*CHALLENGE*. Go through the data below. Pull out every line that has the word "thoughts".

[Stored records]
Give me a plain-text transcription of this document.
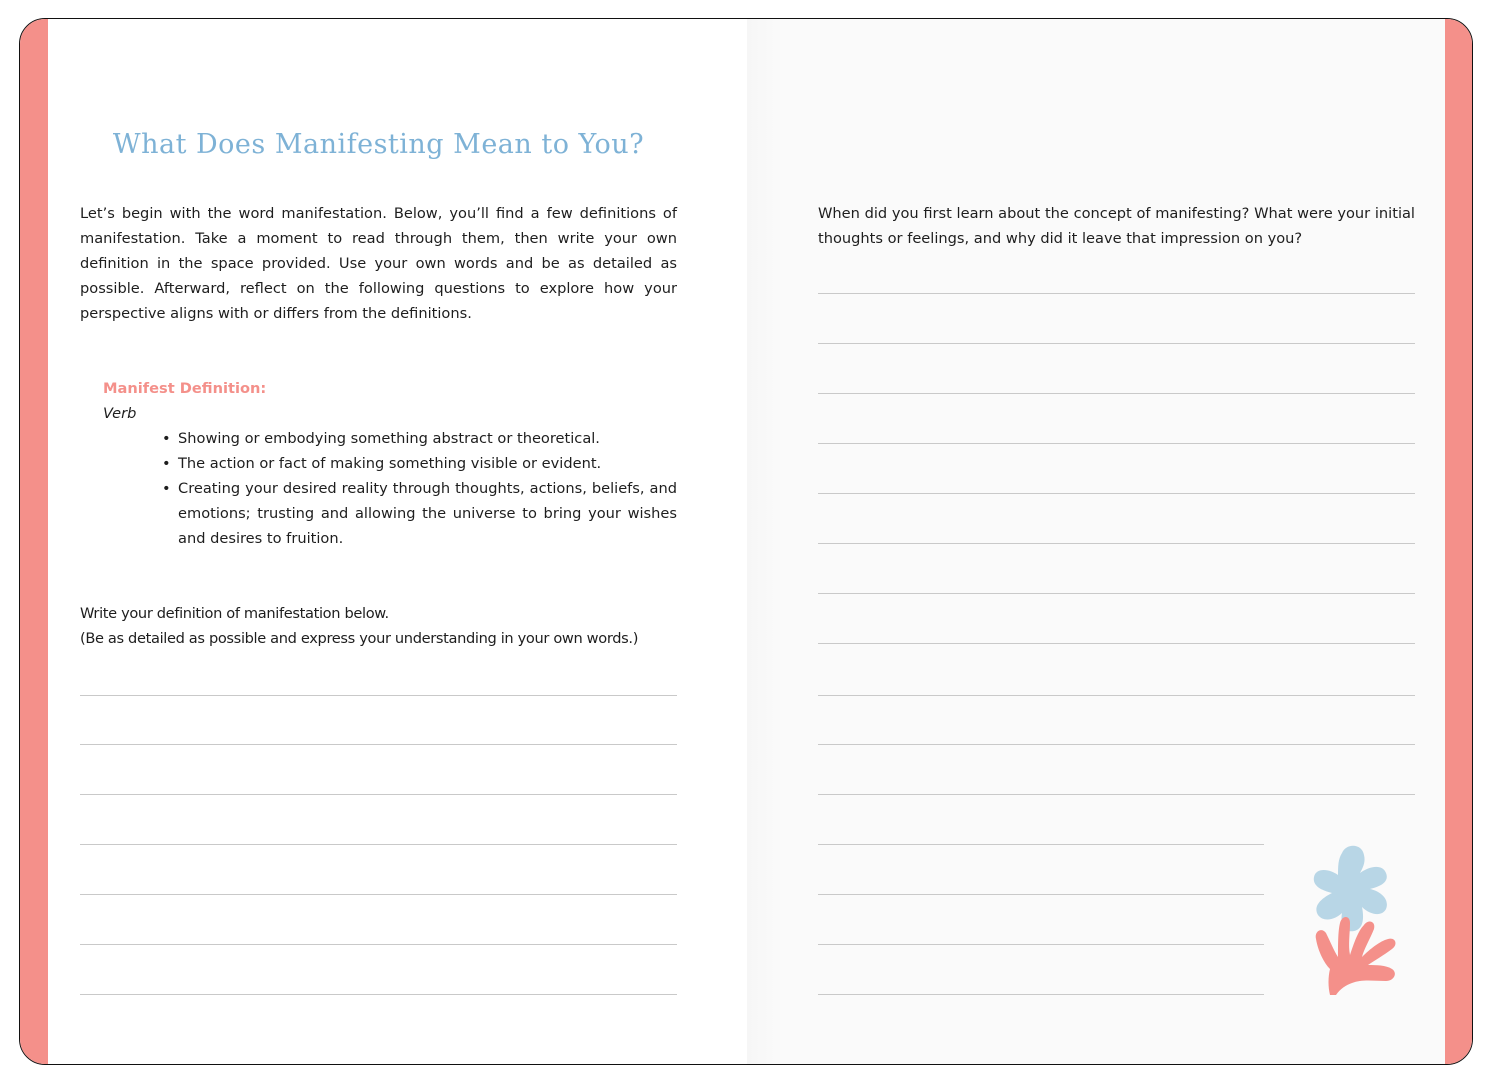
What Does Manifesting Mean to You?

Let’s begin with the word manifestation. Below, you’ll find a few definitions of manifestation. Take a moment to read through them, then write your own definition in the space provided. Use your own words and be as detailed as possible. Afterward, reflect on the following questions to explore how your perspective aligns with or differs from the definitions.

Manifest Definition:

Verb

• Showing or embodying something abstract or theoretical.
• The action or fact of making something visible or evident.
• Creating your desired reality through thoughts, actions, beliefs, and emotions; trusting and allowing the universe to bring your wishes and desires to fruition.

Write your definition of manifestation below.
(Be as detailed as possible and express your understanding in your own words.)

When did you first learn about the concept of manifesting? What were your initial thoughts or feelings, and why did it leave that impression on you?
---
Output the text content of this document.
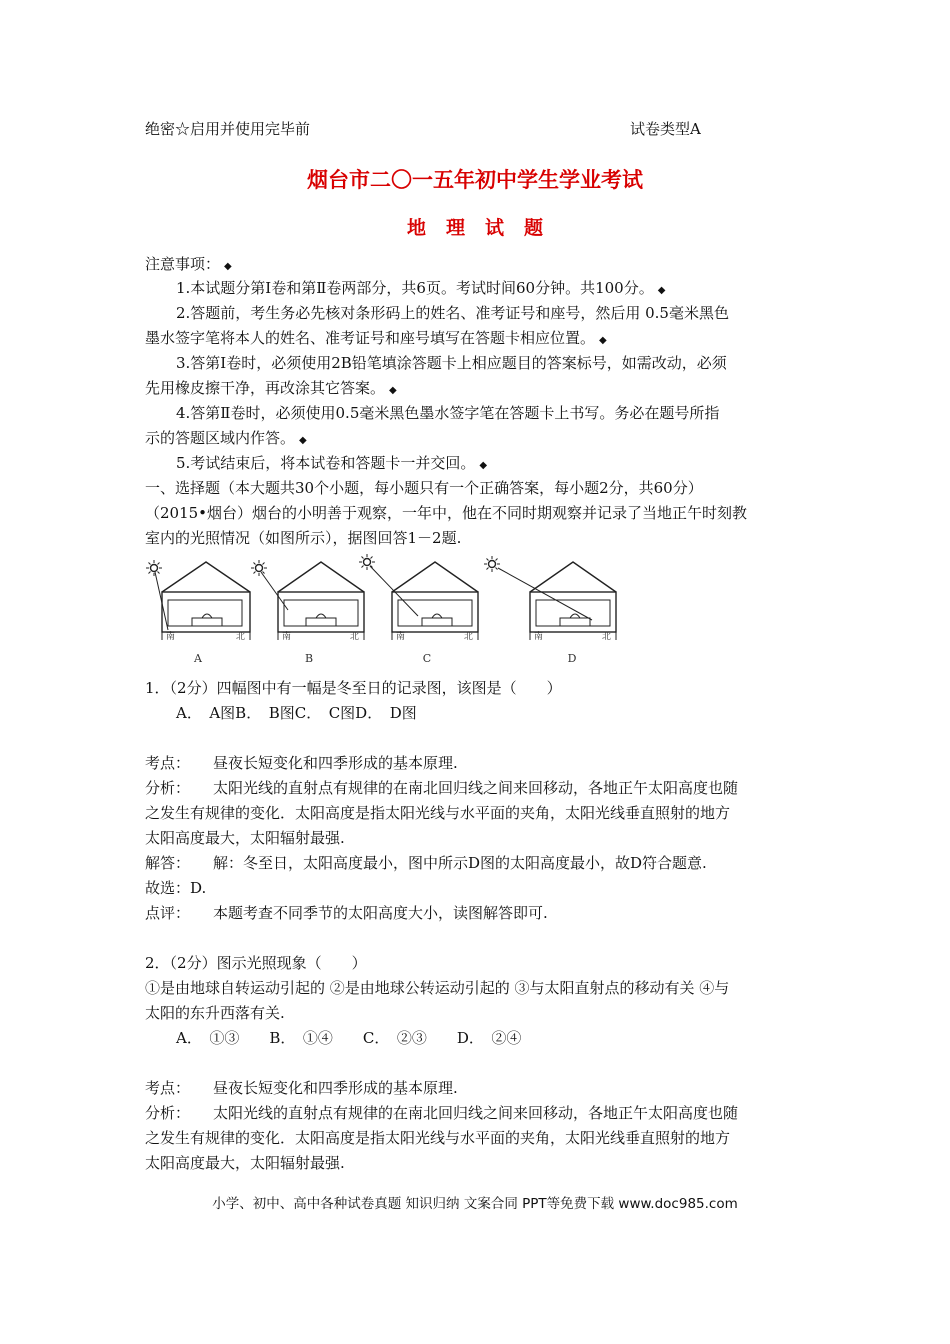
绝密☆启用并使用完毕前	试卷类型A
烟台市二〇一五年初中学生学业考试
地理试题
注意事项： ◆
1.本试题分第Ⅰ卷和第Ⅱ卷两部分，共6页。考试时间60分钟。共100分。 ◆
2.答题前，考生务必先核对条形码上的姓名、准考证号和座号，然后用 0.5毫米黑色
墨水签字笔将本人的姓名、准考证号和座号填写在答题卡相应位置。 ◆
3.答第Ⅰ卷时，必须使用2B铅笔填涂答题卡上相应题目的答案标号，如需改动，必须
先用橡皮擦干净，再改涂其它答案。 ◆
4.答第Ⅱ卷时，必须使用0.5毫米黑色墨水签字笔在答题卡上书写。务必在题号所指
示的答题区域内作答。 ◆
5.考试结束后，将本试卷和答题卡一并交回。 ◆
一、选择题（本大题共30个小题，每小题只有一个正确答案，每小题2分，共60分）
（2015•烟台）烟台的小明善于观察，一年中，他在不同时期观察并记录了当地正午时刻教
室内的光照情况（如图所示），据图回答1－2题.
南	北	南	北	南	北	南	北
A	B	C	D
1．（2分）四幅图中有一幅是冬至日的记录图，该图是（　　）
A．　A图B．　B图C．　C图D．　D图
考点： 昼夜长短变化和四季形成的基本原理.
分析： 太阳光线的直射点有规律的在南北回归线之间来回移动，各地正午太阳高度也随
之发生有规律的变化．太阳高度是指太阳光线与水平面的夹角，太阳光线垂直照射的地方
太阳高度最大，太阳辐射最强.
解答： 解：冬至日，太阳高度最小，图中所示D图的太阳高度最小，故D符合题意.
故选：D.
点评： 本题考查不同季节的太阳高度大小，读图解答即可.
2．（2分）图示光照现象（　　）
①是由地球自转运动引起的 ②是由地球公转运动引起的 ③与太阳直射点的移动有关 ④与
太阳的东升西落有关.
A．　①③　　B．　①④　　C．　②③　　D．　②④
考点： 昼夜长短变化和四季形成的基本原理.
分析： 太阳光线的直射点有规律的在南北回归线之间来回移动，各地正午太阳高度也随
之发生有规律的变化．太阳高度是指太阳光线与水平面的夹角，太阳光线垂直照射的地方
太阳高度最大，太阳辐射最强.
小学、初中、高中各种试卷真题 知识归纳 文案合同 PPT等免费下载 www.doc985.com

*THE ANSWER*.
• Creating your desired reality through thoughts, actions, beliefs, and emotions; trusting and allowing the universe to bring your wishes and desires to fruition.
When did you first learn about the concept of manifesting? What were your initial thoughts or feelings, and why did it leave that impression on you?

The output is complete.